## begin Given entries

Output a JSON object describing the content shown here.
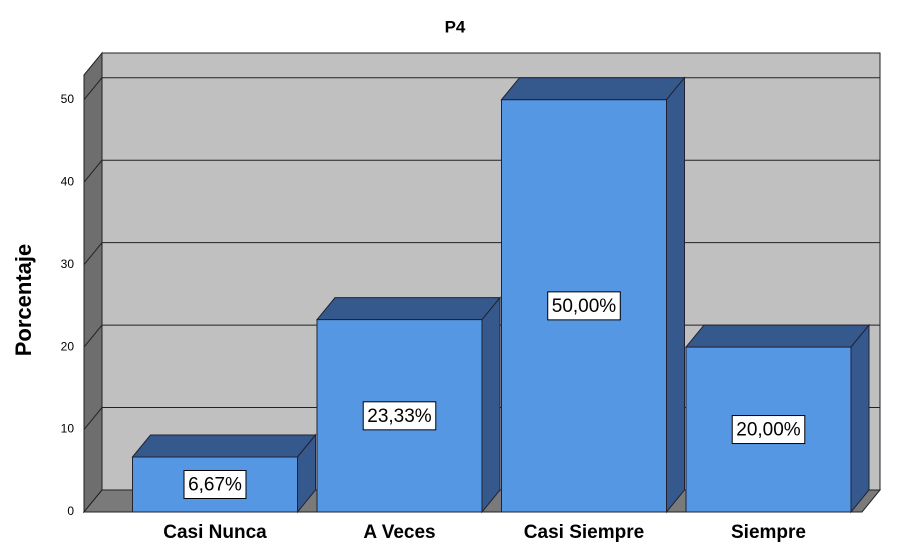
{
  "chart_data": {
    "type": "bar3d",
    "title": "P4",
    "y_label": "Porcentaje",
    "categories": [
      "Casi Nunca",
      "A Veces",
      "Casi Siempre",
      "Siempre"
    ],
    "values": [
      6.67,
      23.33,
      50,
      20
    ],
    "value_labels": [
      "6,67%",
      "23,33%",
      "50,00%",
      "20,00%"
    ],
    "color": "#5597e3",
    "ylim": [
      0,
      53
    ],
    "yticks": [
      0,
      10,
      20,
      30,
      40,
      50
    ],
    "grid": true
  }
}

## end Given entries

To be done: Write out the records above once more, word for word, with no pictures.

Answer for the task:
Output a JSON object describing the content shown here.
{
  "chart_data": {
    "type": "bar3d",
    "title": "P4",
    "y_label": "Porcentaje",
    "categories": [
      "Casi Nunca",
      "A Veces",
      "Casi Siempre",
      "Siempre"
    ],
    "values": [
      6.67,
      23.33,
      50,
      20
    ],
    "value_labels": [
      "6,67%",
      "23,33%",
      "50,00%",
      "20,00%"
    ],
    "color": "#5597e3",
    "ylim": [
      0,
      53
    ],
    "yticks": [
      0,
      10,
      20,
      30,
      40,
      50
    ],
    "grid": true
  }
}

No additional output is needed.